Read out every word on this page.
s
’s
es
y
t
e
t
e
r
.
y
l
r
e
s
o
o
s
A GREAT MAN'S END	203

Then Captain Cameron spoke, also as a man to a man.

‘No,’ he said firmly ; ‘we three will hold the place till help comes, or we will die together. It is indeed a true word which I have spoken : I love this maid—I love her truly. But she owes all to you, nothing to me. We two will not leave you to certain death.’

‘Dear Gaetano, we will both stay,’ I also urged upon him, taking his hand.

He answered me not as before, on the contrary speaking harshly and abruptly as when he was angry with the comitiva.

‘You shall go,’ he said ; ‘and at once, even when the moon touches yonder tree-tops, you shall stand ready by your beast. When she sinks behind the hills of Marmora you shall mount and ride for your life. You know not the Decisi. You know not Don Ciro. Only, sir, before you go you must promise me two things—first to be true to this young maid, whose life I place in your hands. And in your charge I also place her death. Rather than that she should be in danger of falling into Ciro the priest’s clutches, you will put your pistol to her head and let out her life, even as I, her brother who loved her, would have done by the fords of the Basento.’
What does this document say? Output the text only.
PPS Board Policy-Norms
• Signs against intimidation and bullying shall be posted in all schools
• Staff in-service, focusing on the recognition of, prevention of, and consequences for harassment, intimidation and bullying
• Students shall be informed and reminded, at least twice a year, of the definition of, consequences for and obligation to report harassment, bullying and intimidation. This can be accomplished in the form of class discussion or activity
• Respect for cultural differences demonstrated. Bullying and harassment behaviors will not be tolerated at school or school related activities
============
WORK REQUIRED — Write the listing out again, exactly as it reads.

WRITTEN REPLY —
Read out every word on this page.
s
’s
es
y
t
e
t
e
r
.
y
l
r
e
s
o
o
s
A GREAT MAN'S END	203

Then Captain Cameron spoke, also as a man to a man.

‘No,’ he said firmly ; ‘we three will hold the place till help comes, or we will die together. It is indeed a true word which I have spoken : I love this maid—I love her truly. But she owes all to you, nothing to me. We two will not leave you to certain death.’

‘Dear Gaetano, we will both stay,’ I also urged upon him, taking his hand.

He answered me not as before, on the contrary speaking harshly and abruptly as when he was angry with the comitiva.

‘You shall go,’ he said ; ‘and at once, even when the moon touches yonder tree-tops, you shall stand ready by your beast. When she sinks behind the hills of Marmora you shall mount and ride for your life. You know not the Decisi. You know not Don Ciro. Only, sir, before you go you must promise me two things—first to be true to this young maid, whose life I place in your hands. And in your charge I also place her death. Rather than that she should be in danger of falling into Ciro the priest’s clutches, you will put your pistol to her head and let out her life, even as I, her brother who loved her, would have done by the fords of the Basento.’
What does this document say? Output the text only.
PPS Board Policy-Norms
• Signs against intimidation and bullying shall be posted in all schools
• Staff in-service, focusing on the recognition of, prevention of, and consequences for harassment, intimidation and bullying
• Students shall be informed and reminded, at least twice a year, of the definition of, consequences for and obligation to report harassment, bullying and intimidation. This can be accomplished in the form of class discussion or activity
• Respect for cultural differences demonstrated. Bullying and harassment behaviors will not be tolerated at school or school related activities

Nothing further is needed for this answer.